The records:
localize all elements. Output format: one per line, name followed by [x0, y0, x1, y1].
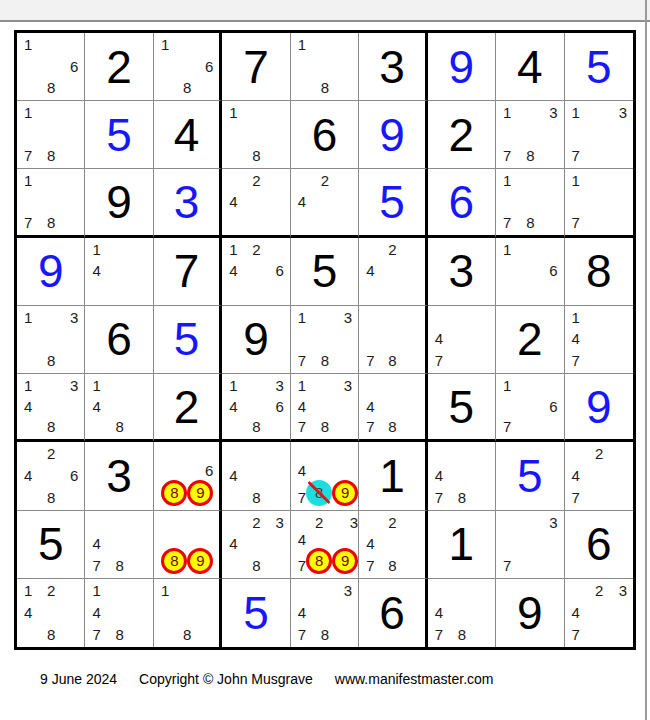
given-digit-1: 1 [428, 511, 495, 578]
cell-r2c5[interactable]: 6 [291, 101, 359, 169]
cell-r4c6[interactable]: 24 [359, 238, 427, 306]
cell-r3c6[interactable]: 5 [359, 169, 427, 237]
candidate-slot-6 [609, 329, 627, 349]
candidate-slot-5 [111, 534, 129, 554]
candidate-slot-8 [590, 349, 608, 369]
candidate-slot-8: 8 [384, 554, 401, 574]
cell-r2c6[interactable]: 9 [359, 101, 427, 169]
cell-r2c2[interactable]: 5 [85, 101, 153, 169]
candidate-slot-1: 1 [503, 377, 521, 396]
candidate-slot-7: 7 [366, 554, 383, 574]
candidate-slot-5 [42, 192, 60, 211]
cell-r9c6[interactable]: 6 [359, 579, 427, 647]
candidate-slot-9 [60, 416, 78, 435]
cell-r6c3[interactable]: 2 [154, 374, 222, 442]
candidate-grid: 18 [291, 33, 358, 100]
candidate-slot-5 [316, 192, 334, 211]
candidate-slot-7: 7 [298, 623, 316, 643]
candidate-slot-3 [539, 377, 557, 396]
given-digit-9: 9 [85, 169, 152, 234]
candidate-slot-7: 7 [24, 211, 42, 230]
candidate-slot-7 [229, 485, 247, 505]
candidate-slot-3 [129, 241, 147, 261]
candidate-slot-3 [60, 445, 78, 465]
candidate-slot-9 [60, 144, 78, 164]
candidate-grid: 18 [222, 101, 289, 168]
candidate-slot-2 [42, 36, 60, 56]
cell-r5c6[interactable]: 78 [359, 306, 427, 374]
cell-r9c9[interactable]: 2347 [565, 579, 633, 647]
candidate-slot-4: 4 [572, 465, 590, 485]
candidate-slot-2 [42, 377, 60, 396]
candidate-slot-1 [572, 445, 590, 465]
cell-r5c1[interactable]: 138 [17, 306, 85, 374]
candidate-slot-6 [471, 602, 489, 622]
candidate-slot-6 [129, 397, 147, 416]
candidate-slot-8: 8 [42, 416, 60, 435]
candidate-slot-2 [111, 377, 129, 396]
candidate-slot-6: 6 [60, 56, 78, 76]
candidate-slot-8: 8 [42, 623, 60, 643]
candidate-slot-2 [42, 309, 60, 329]
candidate-slot-2 [306, 445, 332, 462]
given-digit-7: 7 [222, 33, 289, 100]
cell-r9c7[interactable]: 478 [428, 579, 496, 647]
cell-r9c4[interactable]: 5 [222, 579, 290, 647]
solved-digit-5: 5 [222, 579, 289, 647]
candidate-slot-7: 7 [435, 349, 453, 369]
candidate-slot-6 [609, 124, 627, 144]
candidate-slot-4: 4 [24, 465, 42, 485]
candidate-slot-3 [609, 172, 627, 191]
candidate-slot-7: 7 [298, 416, 316, 435]
candidate-slot-7: 7 [572, 349, 590, 369]
candidate-slot-9 [129, 281, 147, 301]
candidate-slot-4: 4 [366, 397, 383, 416]
solved-digit-6: 6 [428, 169, 495, 234]
candidate-slot-3: 3 [60, 377, 78, 396]
candidate-slot-2 [521, 514, 539, 534]
cell-r6c6[interactable]: 478 [359, 374, 427, 442]
candidate-slot-6 [539, 192, 557, 211]
candidate-grid: 247 [565, 442, 633, 509]
cell-r9c2[interactable]: 1478 [85, 579, 153, 647]
candidate-slot-2 [316, 582, 334, 602]
candidate-slot-5 [247, 261, 265, 281]
candidate-slot-5 [42, 465, 60, 485]
candidate-slot-2 [247, 445, 265, 465]
cell-r1c2[interactable]: 2 [85, 33, 153, 101]
candidate-slot-6 [60, 397, 78, 416]
cell-r9c5[interactable]: 3478 [291, 579, 359, 647]
candidate-slot-8 [590, 144, 608, 164]
candidate-grid: 148 [85, 374, 152, 439]
cell-r3c3[interactable]: 3 [154, 169, 222, 237]
candidate-slot-9 [539, 554, 557, 574]
candidate-grid: 1378 [496, 101, 563, 168]
candidate-slot-1: 1 [229, 377, 247, 396]
candidate-slot-9 [334, 623, 352, 643]
candidate-grid: 178 [17, 169, 84, 234]
candidate-slot-1: 1 [24, 36, 42, 56]
solved-digit-5: 5 [154, 306, 219, 373]
candidate-slot-2 [178, 582, 195, 602]
cell-r1c5[interactable]: 18 [291, 33, 359, 101]
candidate-slot-3 [196, 36, 213, 56]
candidate-slot-4 [229, 124, 247, 144]
candidate-slot-7 [161, 623, 178, 643]
candidate-slot-2 [453, 582, 471, 602]
cell-r1c4[interactable]: 7 [222, 33, 290, 101]
cell-r2c3[interactable]: 4 [154, 101, 222, 169]
highlight-circle-9: 9 [187, 548, 213, 574]
candidate-slot-6 [60, 124, 78, 144]
candidate-slot-9: 9 [332, 548, 358, 574]
cell-r3c4[interactable]: 24 [222, 169, 290, 237]
candidate-slot-1 [298, 172, 316, 191]
candidate-slot-2 [521, 377, 539, 396]
candidate-grid: 16 [496, 238, 563, 305]
candidate-slot-9 [471, 485, 489, 505]
candidate-slot-2: 2 [590, 445, 608, 465]
given-digit-4: 4 [496, 33, 563, 100]
candidate-slot-5 [521, 192, 539, 211]
candidate-slot-1: 1 [229, 241, 247, 261]
cell-r9c8[interactable]: 9 [496, 579, 564, 647]
candidate-slot-6 [334, 56, 352, 76]
cell-r5c7[interactable]: 47 [428, 306, 496, 374]
candidate-slot-2: 2 [384, 241, 401, 261]
given-digit-2: 2 [428, 101, 495, 168]
cell-r8c1[interactable]: 5 [17, 511, 85, 579]
candidate-slot-7 [298, 76, 316, 96]
candidate-slot-2: 2 [42, 445, 60, 465]
candidate-slot-1 [298, 445, 306, 462]
cell-r4c9[interactable]: 8 [565, 238, 633, 306]
cell-r4c5[interactable]: 5 [291, 238, 359, 306]
candidate-slot-3: 3 [266, 514, 284, 534]
candidate-slot-6 [266, 124, 284, 144]
candidate-slot-9: 9 [332, 480, 358, 506]
candidate-slot-8: 8 [178, 623, 195, 643]
cell-r5c8[interactable]: 2 [496, 306, 564, 374]
cell-r7c3[interactable]: 689 [154, 442, 222, 510]
cell-r8c8[interactable]: 37 [496, 511, 564, 579]
cell-r3c5[interactable]: 24 [291, 169, 359, 237]
candidate-slot-3 [332, 445, 358, 462]
candidate-slot-1 [435, 582, 453, 602]
candidate-slot-1 [435, 445, 453, 465]
candidate-slot-2: 2 [42, 582, 60, 602]
cell-r6c2[interactable]: 148 [85, 374, 153, 442]
candidate-slot-1: 1 [298, 36, 316, 56]
candidate-slot-9 [266, 211, 284, 230]
cell-r7c8[interactable]: 5 [496, 442, 564, 510]
given-digit-1: 1 [359, 442, 424, 509]
cell-r8c4[interactable]: 2348 [222, 511, 290, 579]
candidate-slot-2 [42, 172, 60, 191]
candidate-slot-6 [609, 192, 627, 211]
cell-r5c5[interactable]: 1378 [291, 306, 359, 374]
cell-r2c1[interactable]: 178 [17, 101, 85, 169]
cell-r7c5[interactable]: 4789 [291, 442, 359, 510]
cell-r6c5[interactable]: 13478 [291, 374, 359, 442]
candidate-slot-8: 8 [247, 416, 265, 435]
top-divider-band [0, 0, 650, 22]
given-digit-6: 6 [291, 101, 358, 168]
cell-r3c9[interactable]: 17 [565, 169, 633, 237]
cell-r7c6[interactable]: 1 [359, 442, 427, 510]
candidate-slot-7 [161, 76, 178, 96]
cell-r9c1[interactable]: 1248 [17, 579, 85, 647]
candidate-slot-9 [129, 416, 147, 435]
candidate-slot-5 [161, 531, 187, 548]
cell-r8c7[interactable]: 1 [428, 511, 496, 579]
candidate-slot-2 [161, 514, 187, 531]
candidate-slot-8: 8 [111, 416, 129, 435]
candidate-slot-4: 4 [572, 602, 590, 622]
candidate-slot-7 [92, 416, 110, 435]
highlight-circle-9: 9 [332, 548, 358, 574]
candidate-slot-5 [247, 192, 265, 211]
cell-r8c6[interactable]: 2478 [359, 511, 427, 579]
candidate-slot-4: 4 [298, 462, 306, 479]
cell-r8c2[interactable]: 478 [85, 511, 153, 579]
candidate-slot-3: 3 [334, 309, 352, 329]
cell-r6c1[interactable]: 1348 [17, 374, 85, 442]
candidate-slot-8: 8 [306, 480, 332, 506]
candidate-slot-5 [590, 192, 608, 211]
candidate-slot-3 [539, 241, 557, 261]
candidate-slot-1: 1 [503, 104, 521, 124]
cell-r3c7[interactable]: 6 [428, 169, 496, 237]
candidate-slot-6 [609, 602, 627, 622]
cell-r4c8[interactable]: 16 [496, 238, 564, 306]
candidate-slot-3: 3 [539, 104, 557, 124]
cell-r4c4[interactable]: 1246 [222, 238, 290, 306]
given-digit-7: 7 [154, 238, 219, 305]
candidate-slot-3 [196, 582, 213, 602]
cell-r2c8[interactable]: 1378 [496, 101, 564, 169]
cell-r4c1[interactable]: 9 [17, 238, 85, 306]
candidate-slot-3 [266, 241, 284, 261]
candidate-slot-9 [334, 349, 352, 369]
candidate-slot-9 [266, 144, 284, 164]
candidate-slot-3: 3 [332, 514, 358, 531]
candidate-slot-1: 1 [298, 377, 316, 396]
candidate-slot-8: 8 [521, 211, 539, 230]
candidate-slot-9 [196, 623, 213, 643]
candidate-grid: 1348 [17, 374, 84, 439]
candidate-slot-2 [111, 514, 129, 534]
candidate-slot-7: 7 [92, 554, 110, 574]
candidate-slot-9 [266, 281, 284, 301]
given-digit-3: 3 [428, 238, 495, 305]
cell-r7c1[interactable]: 2468 [17, 442, 85, 510]
candidate-slot-9 [129, 554, 147, 574]
candidate-slot-8: 8 [42, 144, 60, 164]
candidate-slot-8 [111, 281, 129, 301]
candidate-slot-9 [609, 211, 627, 230]
candidate-slot-6: 6 [539, 261, 557, 281]
candidate-slot-3 [334, 172, 352, 191]
candidate-slot-1 [229, 514, 247, 534]
candidate-slot-4: 4 [366, 534, 383, 554]
candidate-slot-7: 7 [92, 623, 110, 643]
candidate-slot-9 [401, 554, 418, 574]
candidate-slot-7 [24, 416, 42, 435]
candidate-slot-3: 3 [334, 377, 352, 396]
cell-r1c1[interactable]: 168 [17, 33, 85, 101]
solved-digit-5: 5 [85, 101, 152, 168]
cell-r7c2[interactable]: 3 [85, 442, 153, 510]
candidate-slot-1: 1 [24, 172, 42, 191]
candidate-slot-5 [42, 124, 60, 144]
cell-r1c7[interactable]: 9 [428, 33, 496, 101]
cell-r5c4[interactable]: 9 [222, 306, 290, 374]
candidate-slot-4: 4 [229, 261, 247, 281]
cell-r6c8[interactable]: 167 [496, 374, 564, 442]
candidate-slot-3 [401, 241, 418, 261]
candidate-slot-3 [129, 582, 147, 602]
candidate-slot-5 [42, 602, 60, 622]
candidate-slot-9 [609, 485, 627, 505]
candidate-slot-5 [306, 531, 332, 548]
candidate-grid: 1248 [17, 579, 84, 647]
cell-r3c1[interactable]: 178 [17, 169, 85, 237]
highlight-circle-8: 8 [306, 548, 332, 574]
cell-r4c3[interactable]: 7 [154, 238, 222, 306]
candidate-slot-6 [129, 261, 147, 281]
candidate-slot-2 [42, 104, 60, 124]
candidate-grid: 168 [154, 33, 219, 100]
candidate-slot-1 [435, 309, 453, 329]
candidate-slot-3: 3 [334, 582, 352, 602]
cell-r8c3[interactable]: 89 [154, 511, 222, 579]
candidate-slot-2 [453, 445, 471, 465]
cell-r4c2[interactable]: 14 [85, 238, 153, 306]
candidate-slot-1 [92, 514, 110, 534]
candidate-slot-1: 1 [92, 582, 110, 602]
cell-r1c8[interactable]: 4 [496, 33, 564, 101]
cell-r8c9[interactable]: 6 [565, 511, 633, 579]
candidate-slot-5 [42, 329, 60, 349]
candidate-slot-7: 7 [298, 480, 306, 506]
candidate-slot-3 [187, 445, 213, 462]
candidate-slot-5 [316, 329, 334, 349]
cell-r9c3[interactable]: 18 [154, 579, 222, 647]
cell-r7c4[interactable]: 48 [222, 442, 290, 510]
candidate-slot-8: 8 [42, 349, 60, 369]
candidate-slot-7: 7 [503, 211, 521, 230]
candidate-slot-2 [590, 104, 608, 124]
candidate-slot-7: 7 [503, 554, 521, 574]
candidate-slot-6 [332, 462, 358, 479]
candidate-slot-4 [572, 192, 590, 211]
cell-r2c9[interactable]: 137 [565, 101, 633, 169]
candidate-grid: 167 [496, 374, 563, 439]
candidate-slot-5 [590, 329, 608, 349]
cell-r1c6[interactable]: 3 [359, 33, 427, 101]
candidate-slot-4 [503, 192, 521, 211]
candidate-slot-2: 2 [247, 172, 265, 191]
candidate-slot-2: 2 [247, 514, 265, 534]
candidate-slot-7 [503, 281, 521, 301]
candidate-slot-5 [306, 462, 332, 479]
candidate-slot-3 [60, 582, 78, 602]
candidate-slot-3 [471, 445, 489, 465]
cell-r3c2[interactable]: 9 [85, 169, 153, 237]
candidate-grid: 2348 [222, 511, 289, 578]
candidate-slot-5 [453, 465, 471, 485]
given-digit-5: 5 [291, 238, 358, 305]
cell-r3c8[interactable]: 178 [496, 169, 564, 237]
candidate-slot-2 [247, 377, 265, 396]
candidate-slot-8 [521, 416, 539, 435]
candidate-slot-1: 1 [24, 377, 42, 396]
candidate-grid: 178 [17, 101, 84, 168]
cell-r6c4[interactable]: 13468 [222, 374, 290, 442]
candidate-slot-9 [196, 76, 213, 96]
candidate-slot-4: 4 [229, 192, 247, 211]
candidate-slot-8: 8 [161, 480, 187, 506]
cell-r5c9[interactable]: 147 [565, 306, 633, 374]
candidate-slot-7 [229, 144, 247, 164]
given-digit-2: 2 [154, 374, 219, 439]
cell-r6c9[interactable]: 9 [565, 374, 633, 442]
cell-r6c7[interactable]: 5 [428, 374, 496, 442]
candidate-slot-3 [266, 104, 284, 124]
cell-r4c7[interactable]: 3 [428, 238, 496, 306]
cell-r7c7[interactable]: 478 [428, 442, 496, 510]
cell-r2c4[interactable]: 18 [222, 101, 290, 169]
candidate-slot-9 [401, 349, 418, 369]
candidate-slot-5 [247, 465, 265, 485]
candidate-slot-9 [266, 485, 284, 505]
candidate-slot-8: 8 [111, 554, 129, 574]
candidate-slot-3 [471, 309, 489, 329]
candidate-slot-2 [247, 104, 265, 124]
cell-r1c9[interactable]: 5 [565, 33, 633, 101]
cell-r7c9[interactable]: 247 [565, 442, 633, 510]
cell-r1c3[interactable]: 168 [154, 33, 222, 101]
candidate-slot-5 [161, 462, 187, 479]
candidate-slot-6: 6 [266, 261, 284, 281]
candidate-slot-6: 6 [266, 397, 284, 416]
candidate-slot-8 [316, 211, 334, 230]
candidate-grid: 18 [154, 579, 219, 647]
candidate-grid: 14 [85, 238, 152, 305]
given-digit-5: 5 [428, 374, 495, 439]
candidate-slot-5 [111, 602, 129, 622]
candidate-slot-4 [503, 534, 521, 554]
candidate-slot-9 [266, 554, 284, 574]
candidate-slot-9 [60, 623, 78, 643]
given-digit-8: 8 [565, 238, 633, 305]
candidate-slot-9 [609, 623, 627, 643]
cell-r5c3[interactable]: 5 [154, 306, 222, 374]
solved-digit-9: 9 [17, 238, 84, 305]
candidate-slot-7: 7 [435, 623, 453, 643]
given-digit-3: 3 [359, 33, 424, 100]
cell-r5c2[interactable]: 6 [85, 306, 153, 374]
candidate-slot-6 [196, 602, 213, 622]
cell-r2c7[interactable]: 2 [428, 101, 496, 169]
candidate-slot-8: 8 [42, 76, 60, 96]
candidate-grid: 1246 [222, 238, 289, 305]
candidate-slot-3 [266, 445, 284, 465]
cell-r8c5[interactable]: 234789 [291, 511, 359, 579]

Directions:
Copy the entries from the line with "given-digit-1: 1 [428, 511, 495, 578]" through the line with "candidate-slot-8 [590, 349, 608, 369]", swapping "interactable" for "clickable" and leaving everything else as it is.

Result of this exercise:
given-digit-1: 1 [428, 511, 495, 578]
cell-r2c5[clickable]: 6 [291, 101, 359, 169]
cell-r4c6[clickable]: 24 [359, 238, 427, 306]
cell-r3c6[clickable]: 5 [359, 169, 427, 237]
candidate-slot-6 [609, 329, 627, 349]
candidate-slot-5 [111, 534, 129, 554]
candidate-slot-8 [590, 349, 608, 369]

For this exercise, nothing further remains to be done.